## The problem
Extract every line that contains the string "this".

Excerpts from a figure dataset:
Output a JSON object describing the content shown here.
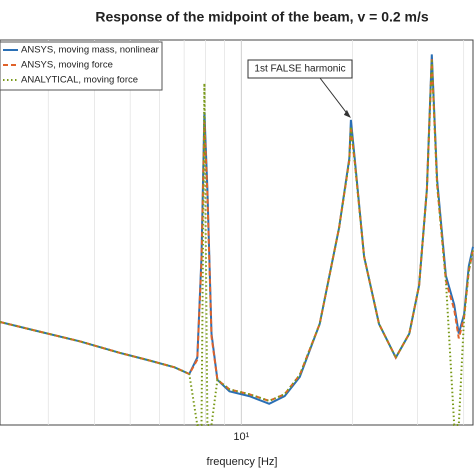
{
  "chart_data": {
    "type": "line",
    "title": "Response of the midpoint of the beam, v = 0.2 m/s",
    "xlabel": "frequency [Hz]",
    "annotation": "1st FALSE harmonic",
    "xscale": "log",
    "xlim": [
      2.22,
      42.4
    ],
    "ylim": [
      0,
      400
    ],
    "xticks": [
      {
        "value": 10,
        "label": "10¹"
      }
    ],
    "x_minor_grid": [
      3,
      4,
      5,
      6,
      7,
      8,
      9,
      20,
      30,
      40
    ],
    "grid": true,
    "legend": "upper left",
    "x": [
      2.22,
      2.84,
      3.65,
      4.68,
      5.64,
      6.59,
      7.23,
      7.6,
      7.8,
      7.94,
      8.09,
      8.3,
      8.61,
      9.29,
      10.5,
      11.9,
      13.1,
      14.4,
      16.3,
      18.4,
      19.6,
      19.8,
      20.3,
      21.5,
      23.6,
      26.2,
      28.5,
      30.3,
      31.8,
      32.8,
      33.9,
      35.8,
      37.7,
      38.8,
      40.1,
      41.3,
      42.4
    ],
    "series": [
      {
        "name": "ANSYS, moving mass, nonlinear",
        "color": "#2a6fb5",
        "style": "solid",
        "values": [
          107,
          97,
          87,
          75,
          67,
          60,
          53,
          70,
          175,
          325,
          245,
          95,
          47,
          35,
          30,
          22,
          30,
          50,
          105,
          205,
          277,
          317,
          275,
          175,
          105,
          70,
          95,
          145,
          245,
          385,
          255,
          155,
          125,
          95,
          115,
          165,
          185
        ]
      },
      {
        "name": "ANSYS, moving force",
        "color": "#e0622a",
        "style": "dashed",
        "values": [
          107,
          97,
          87,
          75,
          67,
          60,
          53,
          68,
          170,
          315,
          240,
          92,
          47,
          37,
          32,
          25,
          32,
          52,
          105,
          205,
          275,
          310,
          272,
          175,
          105,
          70,
          95,
          145,
          245,
          380,
          250,
          150,
          120,
          90,
          112,
          160,
          182
        ]
      },
      {
        "name": "ANALYTICAL, moving force",
        "color": "#7a9a1a",
        "style": "dotted",
        "values": [
          107,
          97,
          87,
          75,
          67,
          60,
          53,
          0,
          0,
          355,
          0,
          0,
          47,
          37,
          32,
          25,
          32,
          52,
          105,
          205,
          275,
          310,
          272,
          175,
          105,
          70,
          95,
          145,
          245,
          380,
          250,
          150,
          0,
          0,
          112,
          160,
          182
        ]
      }
    ]
  }
}
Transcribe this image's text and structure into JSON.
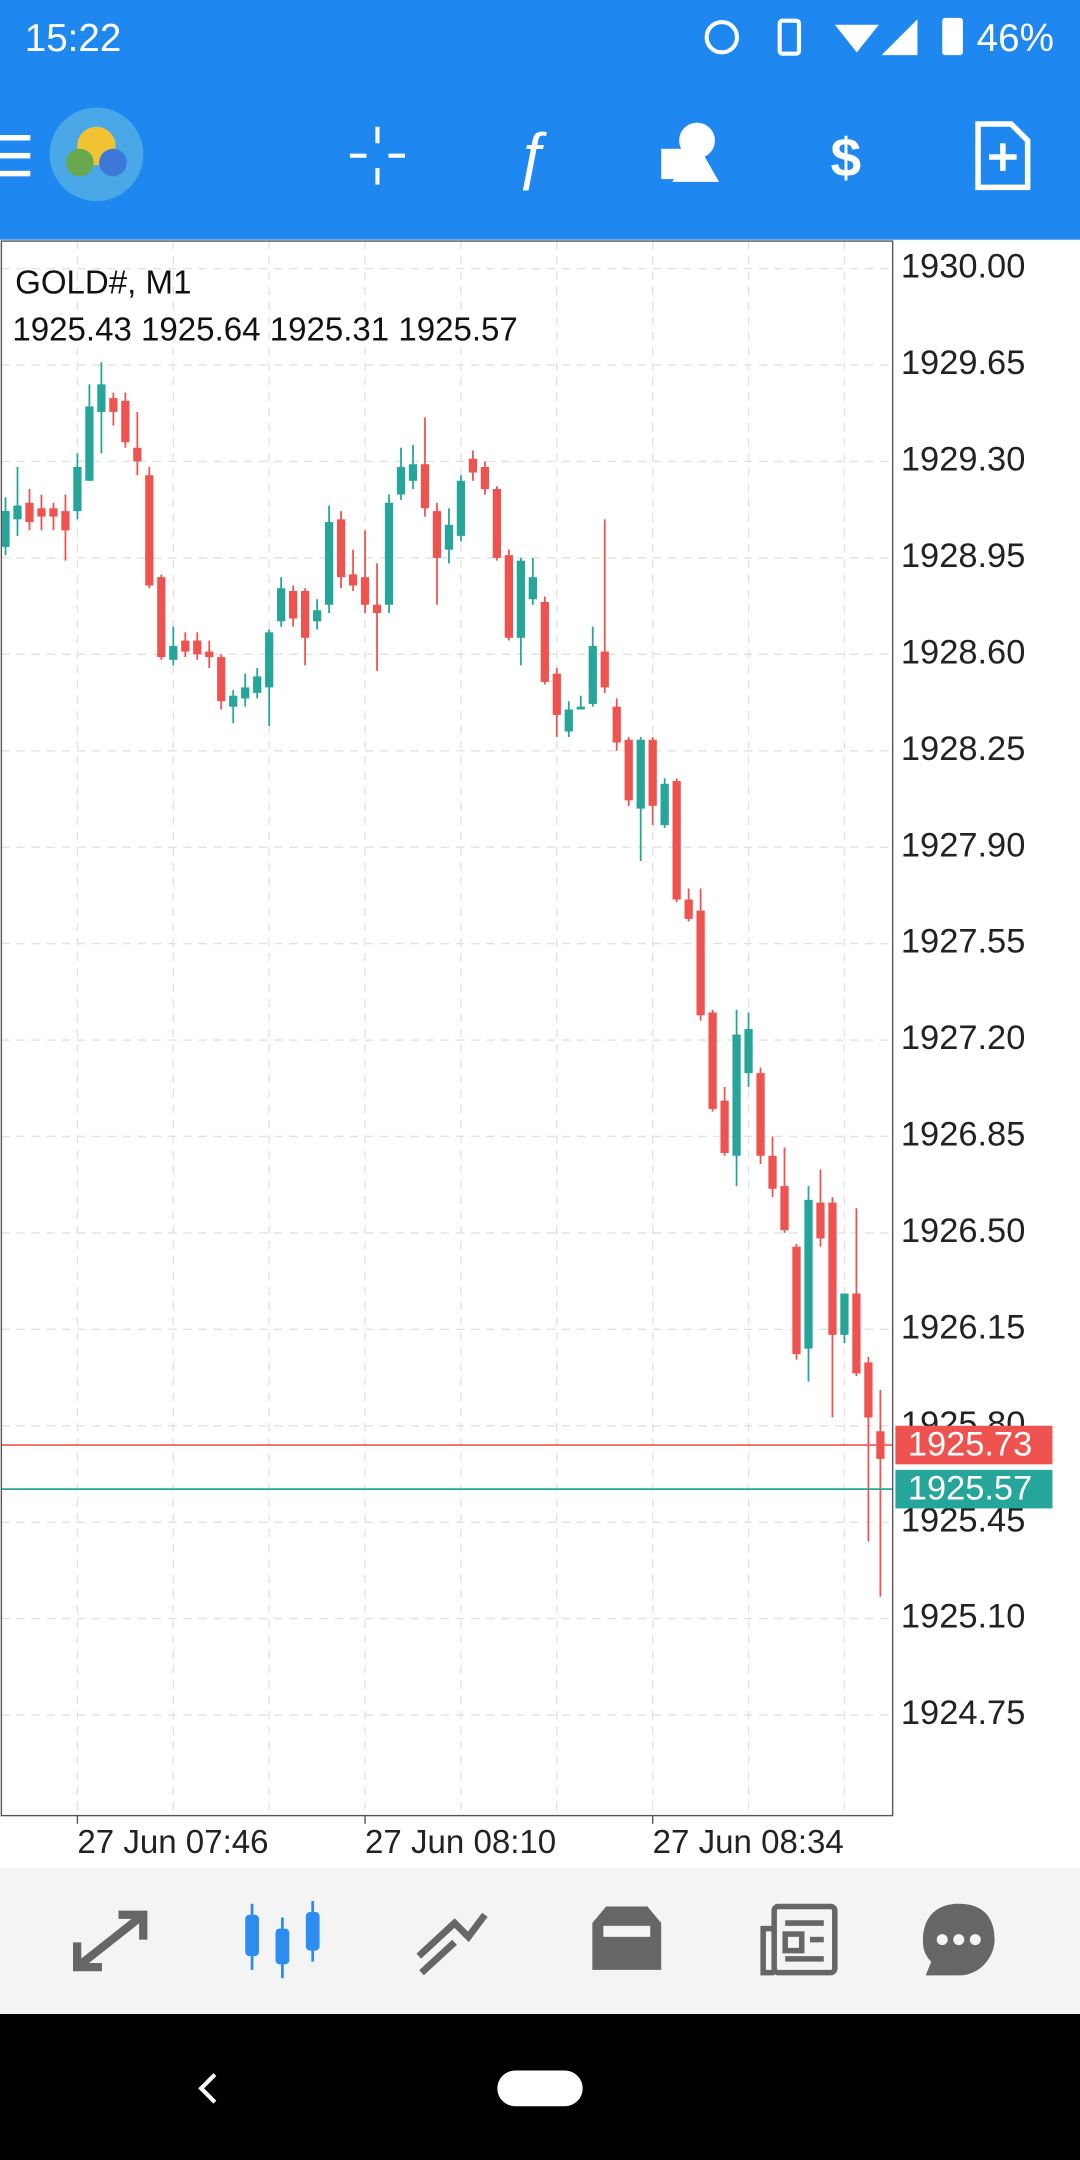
{
  "status_bar": {
    "time": "15:22",
    "battery": "46%"
  },
  "chart_data": {
    "type": "candlestick",
    "symbol_label": "GOLD#, M1",
    "info_values": [
      1925.43,
      1925.64,
      1925.31,
      1925.57
    ],
    "categories": [
      null,
      null,
      null,
      null,
      null,
      null,
      "27 Jun 07:46",
      null,
      null,
      null,
      null,
      null,
      null,
      null,
      null,
      null,
      null,
      null,
      null,
      null,
      null,
      null,
      null,
      null,
      null,
      null,
      null,
      null,
      null,
      null,
      "27 Jun 08:10",
      null,
      null,
      null,
      null,
      null,
      null,
      null,
      null,
      null,
      null,
      null,
      null,
      null,
      null,
      null,
      null,
      null,
      null,
      null,
      null,
      null,
      null,
      null,
      "27 Jun 08:34",
      null,
      null,
      null,
      null,
      null,
      null,
      null,
      null,
      null,
      null,
      null,
      null,
      null,
      null,
      null,
      null,
      null,
      null,
      null
    ],
    "open": [
      1928.99,
      1929.09,
      1929.15,
      1929.13,
      1929.13,
      1929.12,
      1929.12,
      1929.23,
      1929.48,
      1929.53,
      1929.52,
      1929.35,
      1929.25,
      1928.88,
      1928.58,
      1928.65,
      1928.65,
      1928.61,
      1928.59,
      1928.41,
      1928.44,
      1928.46,
      1928.48,
      1928.72,
      1928.83,
      1928.83,
      1928.72,
      1928.78,
      1929.09,
      1928.89,
      1928.88,
      1928.78,
      1928.78,
      1929.18,
      1929.23,
      1929.29,
      1929.12,
      1928.98,
      1929.03,
      1929.31,
      1929.28,
      1929.2,
      1928.96,
      1928.66,
      1928.8,
      1928.79,
      1928.53,
      1928.32,
      1928.4,
      1928.42,
      1928.61,
      1928.41,
      1928.29,
      1928.04,
      1928.29,
      1927.98,
      1928.14,
      1927.71,
      1927.67,
      1927.3,
      1926.98,
      1926.78,
      1927.08,
      1927.08,
      1926.78,
      1926.67,
      1926.45,
      1926.08,
      1926.61,
      1926.61,
      1926.13,
      1926.28,
      1926.03,
      1925.78
    ],
    "high": [
      1929.17,
      1929.28,
      1929.2,
      1929.18,
      1929.15,
      1929.18,
      1929.33,
      1929.58,
      1929.66,
      1929.55,
      1929.55,
      1929.48,
      1929.28,
      1928.89,
      1928.7,
      1928.68,
      1928.68,
      1928.65,
      1928.6,
      1928.47,
      1928.53,
      1928.55,
      1928.69,
      1928.88,
      1928.85,
      1928.84,
      1928.8,
      1929.14,
      1929.12,
      1928.98,
      1929.05,
      1928.93,
      1929.18,
      1929.35,
      1929.36,
      1929.46,
      1929.15,
      1929.13,
      1929.25,
      1929.34,
      1929.3,
      1929.21,
      1928.98,
      1928.95,
      1928.95,
      1928.81,
      1928.55,
      1928.43,
      1928.45,
      1928.7,
      1929.09,
      1928.44,
      1928.3,
      1928.3,
      1928.3,
      1928.15,
      1928.15,
      1927.75,
      1927.75,
      1927.31,
      1927.03,
      1927.31,
      1927.3,
      1927.1,
      1926.85,
      1926.81,
      1926.46,
      1926.67,
      1926.73,
      1926.63,
      1926.28,
      1926.59,
      1926.05,
      1925.93
    ],
    "low": [
      1928.96,
      1929.03,
      1929.05,
      1929.05,
      1929.05,
      1928.94,
      1929.09,
      1929.23,
      1929.33,
      1929.43,
      1929.35,
      1929.25,
      1928.84,
      1928.58,
      1928.56,
      1928.59,
      1928.58,
      1928.55,
      1928.4,
      1928.35,
      1928.41,
      1928.44,
      1928.34,
      1928.7,
      1928.7,
      1928.56,
      1928.69,
      1928.75,
      1928.84,
      1928.83,
      1928.75,
      1928.54,
      1928.75,
      1929.16,
      1929.2,
      1929.1,
      1928.78,
      1928.93,
      1929.01,
      1929.23,
      1929.18,
      1928.94,
      1928.65,
      1928.56,
      1928.78,
      1928.49,
      1928.3,
      1928.3,
      1928.4,
      1928.41,
      1928.46,
      1928.25,
      1928.05,
      1927.85,
      1927.98,
      1927.97,
      1927.7,
      1927.63,
      1927.27,
      1926.94,
      1926.78,
      1926.67,
      1927.03,
      1926.75,
      1926.63,
      1926.5,
      1926.04,
      1925.96,
      1926.45,
      1925.83,
      1926.1,
      1925.98,
      1925.38,
      1925.18
    ],
    "close": [
      1929.12,
      1929.14,
      1929.08,
      1929.1,
      1929.1,
      1929.05,
      1929.28,
      1929.5,
      1929.58,
      1929.48,
      1929.37,
      1929.3,
      1928.85,
      1928.59,
      1928.63,
      1928.61,
      1928.6,
      1928.59,
      1928.43,
      1928.45,
      1928.48,
      1928.52,
      1928.68,
      1928.84,
      1928.73,
      1928.66,
      1928.76,
      1929.08,
      1928.88,
      1928.85,
      1928.78,
      1928.75,
      1929.15,
      1929.28,
      1929.29,
      1929.13,
      1928.95,
      1929.07,
      1929.23,
      1929.26,
      1929.2,
      1928.95,
      1928.66,
      1928.94,
      1928.88,
      1928.5,
      1928.38,
      1928.4,
      1928.41,
      1928.63,
      1928.48,
      1928.28,
      1928.07,
      1928.29,
      1928.05,
      1928.13,
      1927.71,
      1927.64,
      1927.29,
      1926.95,
      1926.79,
      1927.22,
      1927.24,
      1926.78,
      1926.66,
      1926.51,
      1926.06,
      1926.62,
      1926.48,
      1926.13,
      1926.28,
      1925.99,
      1925.83,
      1925.68
    ],
    "up_color": "#26a69a",
    "down_color": "#ef5350",
    "ylim": [
      1924.385,
      1930.1
    ],
    "yticks": [
      {
        "value": 1930,
        "label": "1930.00"
      },
      1929.65,
      {
        "value": 1929.3,
        "label": "1929.30"
      },
      1928.95,
      {
        "value": 1928.6,
        "label": "1928.60"
      },
      1928.25,
      {
        "value": 1927.9,
        "label": "1927.90"
      },
      1927.55,
      {
        "value": 1927.2,
        "label": "1927.20"
      },
      1926.85,
      {
        "value": 1926.5,
        "label": "1926.50"
      },
      1926.15,
      {
        "value": 1925.8,
        "label": "1925.80"
      },
      1925.45,
      {
        "value": 1925.1,
        "label": "1925.10"
      },
      1924.75
    ],
    "grid": true,
    "ask": 1925.73,
    "bid": 1925.57
  }
}
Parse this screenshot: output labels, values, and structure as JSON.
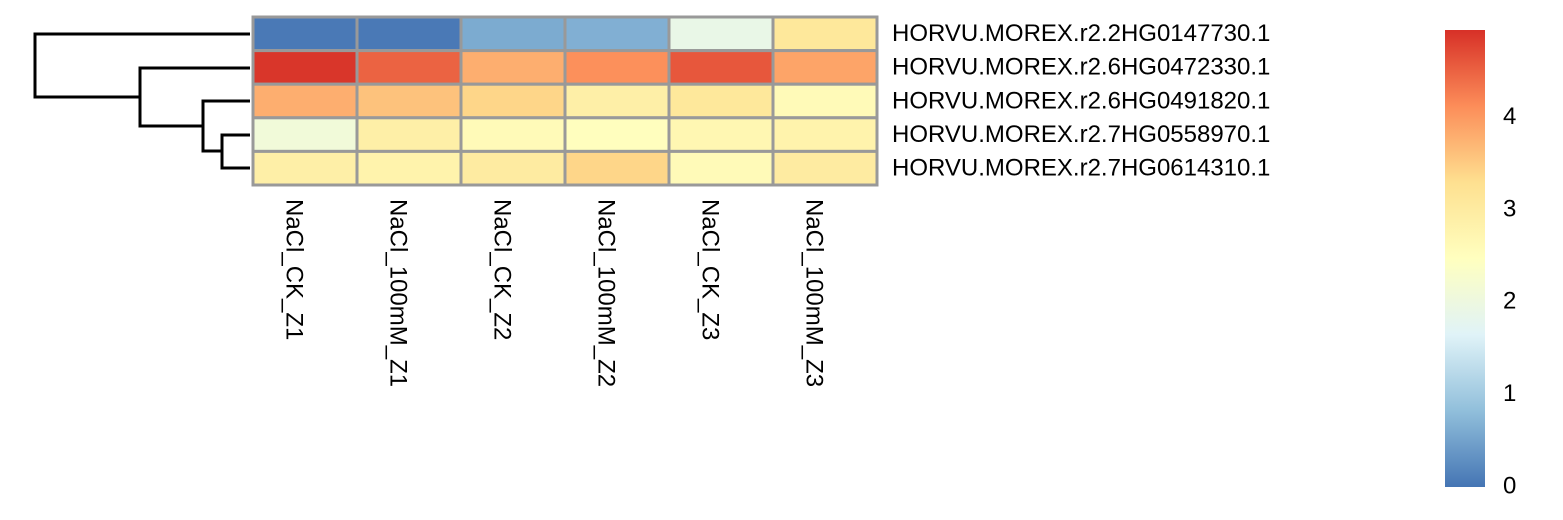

## Complete answer
Transcribe this image's text and structure into JSON.
Parse this screenshot: output labels, values, and structure as JSON.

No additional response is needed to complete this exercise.